Exercise task: Write the material out again exactly as it stands.
--*--
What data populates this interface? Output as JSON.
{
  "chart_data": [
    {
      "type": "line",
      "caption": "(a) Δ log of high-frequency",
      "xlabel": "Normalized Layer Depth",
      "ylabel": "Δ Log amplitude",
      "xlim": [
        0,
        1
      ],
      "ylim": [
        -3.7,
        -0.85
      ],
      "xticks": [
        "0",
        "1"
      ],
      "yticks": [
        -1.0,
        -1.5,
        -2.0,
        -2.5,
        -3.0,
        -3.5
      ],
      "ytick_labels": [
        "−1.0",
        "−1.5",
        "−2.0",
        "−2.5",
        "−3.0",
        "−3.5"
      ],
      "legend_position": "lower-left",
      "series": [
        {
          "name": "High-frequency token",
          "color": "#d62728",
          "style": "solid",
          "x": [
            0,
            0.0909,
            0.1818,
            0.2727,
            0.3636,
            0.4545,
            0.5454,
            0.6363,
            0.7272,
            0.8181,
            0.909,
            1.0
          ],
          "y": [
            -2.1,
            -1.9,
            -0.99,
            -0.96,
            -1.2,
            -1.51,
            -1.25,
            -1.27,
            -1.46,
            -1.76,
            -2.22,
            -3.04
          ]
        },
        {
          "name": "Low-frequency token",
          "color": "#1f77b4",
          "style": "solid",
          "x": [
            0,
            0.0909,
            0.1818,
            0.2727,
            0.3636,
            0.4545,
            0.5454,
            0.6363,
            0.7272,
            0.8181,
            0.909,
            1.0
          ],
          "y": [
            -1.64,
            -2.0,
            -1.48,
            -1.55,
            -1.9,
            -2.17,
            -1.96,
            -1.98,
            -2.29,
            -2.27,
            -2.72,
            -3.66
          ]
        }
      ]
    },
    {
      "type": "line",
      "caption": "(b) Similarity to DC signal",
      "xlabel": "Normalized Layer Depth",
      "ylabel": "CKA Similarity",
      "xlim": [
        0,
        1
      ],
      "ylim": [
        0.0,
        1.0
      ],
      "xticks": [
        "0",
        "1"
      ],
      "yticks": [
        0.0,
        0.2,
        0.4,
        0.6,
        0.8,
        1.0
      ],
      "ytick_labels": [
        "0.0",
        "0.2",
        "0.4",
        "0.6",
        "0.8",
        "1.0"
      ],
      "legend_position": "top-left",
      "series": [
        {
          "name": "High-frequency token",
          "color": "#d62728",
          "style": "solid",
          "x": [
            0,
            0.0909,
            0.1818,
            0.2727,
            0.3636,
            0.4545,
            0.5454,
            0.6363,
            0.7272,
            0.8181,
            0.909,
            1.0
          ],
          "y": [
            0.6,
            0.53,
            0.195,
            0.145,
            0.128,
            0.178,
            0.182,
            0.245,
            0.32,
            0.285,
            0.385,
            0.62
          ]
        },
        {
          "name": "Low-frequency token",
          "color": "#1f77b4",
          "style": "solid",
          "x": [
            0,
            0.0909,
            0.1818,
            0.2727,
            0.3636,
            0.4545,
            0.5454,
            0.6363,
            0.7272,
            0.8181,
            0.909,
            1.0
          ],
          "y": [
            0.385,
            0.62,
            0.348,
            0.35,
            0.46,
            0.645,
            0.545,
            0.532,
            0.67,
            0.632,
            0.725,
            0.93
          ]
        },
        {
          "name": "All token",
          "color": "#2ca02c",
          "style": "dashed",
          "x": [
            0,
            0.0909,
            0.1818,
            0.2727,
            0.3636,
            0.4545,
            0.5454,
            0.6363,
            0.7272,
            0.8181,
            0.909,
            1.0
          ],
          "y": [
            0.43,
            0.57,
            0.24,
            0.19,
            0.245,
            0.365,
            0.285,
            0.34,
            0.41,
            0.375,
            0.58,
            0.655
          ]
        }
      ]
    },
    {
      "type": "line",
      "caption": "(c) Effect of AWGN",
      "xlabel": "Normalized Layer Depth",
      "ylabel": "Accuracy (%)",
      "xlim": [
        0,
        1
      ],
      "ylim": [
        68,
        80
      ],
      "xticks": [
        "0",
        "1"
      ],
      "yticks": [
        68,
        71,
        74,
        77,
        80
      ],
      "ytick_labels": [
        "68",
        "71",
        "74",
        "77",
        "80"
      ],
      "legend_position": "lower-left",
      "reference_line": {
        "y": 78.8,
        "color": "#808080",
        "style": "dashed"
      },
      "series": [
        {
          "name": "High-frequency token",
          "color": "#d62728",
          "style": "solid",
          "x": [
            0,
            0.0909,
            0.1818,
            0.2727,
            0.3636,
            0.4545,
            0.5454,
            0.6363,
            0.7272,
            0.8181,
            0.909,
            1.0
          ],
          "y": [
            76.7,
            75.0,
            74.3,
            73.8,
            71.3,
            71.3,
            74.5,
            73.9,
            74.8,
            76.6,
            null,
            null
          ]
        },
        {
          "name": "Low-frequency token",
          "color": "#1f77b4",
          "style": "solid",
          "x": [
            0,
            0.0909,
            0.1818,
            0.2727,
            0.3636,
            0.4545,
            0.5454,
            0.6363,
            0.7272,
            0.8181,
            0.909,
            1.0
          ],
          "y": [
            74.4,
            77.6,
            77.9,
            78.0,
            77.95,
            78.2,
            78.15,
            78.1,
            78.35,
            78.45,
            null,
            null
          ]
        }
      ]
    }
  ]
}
--*--
Response:
What data populates this interface? Output as JSON.
{
  "chart_data": [
    {
      "type": "line",
      "caption": "(a) Δ log of high-frequency",
      "xlabel": "Normalized Layer Depth",
      "ylabel": "Δ Log amplitude",
      "xlim": [
        0,
        1
      ],
      "ylim": [
        -3.7,
        -0.85
      ],
      "xticks": [
        "0",
        "1"
      ],
      "yticks": [
        -1.0,
        -1.5,
        -2.0,
        -2.5,
        -3.0,
        -3.5
      ],
      "ytick_labels": [
        "−1.0",
        "−1.5",
        "−2.0",
        "−2.5",
        "−3.0",
        "−3.5"
      ],
      "legend_position": "lower-left",
      "series": [
        {
          "name": "High-frequency token",
          "color": "#d62728",
          "style": "solid",
          "x": [
            0,
            0.0909,
            0.1818,
            0.2727,
            0.3636,
            0.4545,
            0.5454,
            0.6363,
            0.7272,
            0.8181,
            0.909,
            1.0
          ],
          "y": [
            -2.1,
            -1.9,
            -0.99,
            -0.96,
            -1.2,
            -1.51,
            -1.25,
            -1.27,
            -1.46,
            -1.76,
            -2.22,
            -3.04
          ]
        },
        {
          "name": "Low-frequency token",
          "color": "#1f77b4",
          "style": "solid",
          "x": [
            0,
            0.0909,
            0.1818,
            0.2727,
            0.3636,
            0.4545,
            0.5454,
            0.6363,
            0.7272,
            0.8181,
            0.909,
            1.0
          ],
          "y": [
            -1.64,
            -2.0,
            -1.48,
            -1.55,
            -1.9,
            -2.17,
            -1.96,
            -1.98,
            -2.29,
            -2.27,
            -2.72,
            -3.66
          ]
        }
      ]
    },
    {
      "type": "line",
      "caption": "(b) Similarity to DC signal",
      "xlabel": "Normalized Layer Depth",
      "ylabel": "CKA Similarity",
      "xlim": [
        0,
        1
      ],
      "ylim": [
        0.0,
        1.0
      ],
      "xticks": [
        "0",
        "1"
      ],
      "yticks": [
        0.0,
        0.2,
        0.4,
        0.6,
        0.8,
        1.0
      ],
      "ytick_labels": [
        "0.0",
        "0.2",
        "0.4",
        "0.6",
        "0.8",
        "1.0"
      ],
      "legend_position": "top-left",
      "series": [
        {
          "name": "High-frequency token",
          "color": "#d62728",
          "style": "solid",
          "x": [
            0,
            0.0909,
            0.1818,
            0.2727,
            0.3636,
            0.4545,
            0.5454,
            0.6363,
            0.7272,
            0.8181,
            0.909,
            1.0
          ],
          "y": [
            0.6,
            0.53,
            0.195,
            0.145,
            0.128,
            0.178,
            0.182,
            0.245,
            0.32,
            0.285,
            0.385,
            0.62
          ]
        },
        {
          "name": "Low-frequency token",
          "color": "#1f77b4",
          "style": "solid",
          "x": [
            0,
            0.0909,
            0.1818,
            0.2727,
            0.3636,
            0.4545,
            0.5454,
            0.6363,
            0.7272,
            0.8181,
            0.909,
            1.0
          ],
          "y": [
            0.385,
            0.62,
            0.348,
            0.35,
            0.46,
            0.645,
            0.545,
            0.532,
            0.67,
            0.632,
            0.725,
            0.93
          ]
        },
        {
          "name": "All token",
          "color": "#2ca02c",
          "style": "dashed",
          "x": [
            0,
            0.0909,
            0.1818,
            0.2727,
            0.3636,
            0.4545,
            0.5454,
            0.6363,
            0.7272,
            0.8181,
            0.909,
            1.0
          ],
          "y": [
            0.43,
            0.57,
            0.24,
            0.19,
            0.245,
            0.365,
            0.285,
            0.34,
            0.41,
            0.375,
            0.58,
            0.655
          ]
        }
      ]
    },
    {
      "type": "line",
      "caption": "(c) Effect of AWGN",
      "xlabel": "Normalized Layer Depth",
      "ylabel": "Accuracy (%)",
      "xlim": [
        0,
        1
      ],
      "ylim": [
        68,
        80
      ],
      "xticks": [
        "0",
        "1"
      ],
      "yticks": [
        68,
        71,
        74,
        77,
        80
      ],
      "ytick_labels": [
        "68",
        "71",
        "74",
        "77",
        "80"
      ],
      "legend_position": "lower-left",
      "reference_line": {
        "y": 78.8,
        "color": "#808080",
        "style": "dashed"
      },
      "series": [
        {
          "name": "High-frequency token",
          "color": "#d62728",
          "style": "solid",
          "x": [
            0,
            0.0909,
            0.1818,
            0.2727,
            0.3636,
            0.4545,
            0.5454,
            0.6363,
            0.7272,
            0.8181,
            0.909,
            1.0
          ],
          "y": [
            76.7,
            75.0,
            74.3,
            73.8,
            71.3,
            71.3,
            74.5,
            73.9,
            74.8,
            76.6,
            null,
            null
          ]
        },
        {
          "name": "Low-frequency token",
          "color": "#1f77b4",
          "style": "solid",
          "x": [
            0,
            0.0909,
            0.1818,
            0.2727,
            0.3636,
            0.4545,
            0.5454,
            0.6363,
            0.7272,
            0.8181,
            0.909,
            1.0
          ],
          "y": [
            74.4,
            77.6,
            77.9,
            78.0,
            77.95,
            78.2,
            78.15,
            78.1,
            78.35,
            78.45,
            null,
            null
          ]
        }
      ]
    }
  ]
}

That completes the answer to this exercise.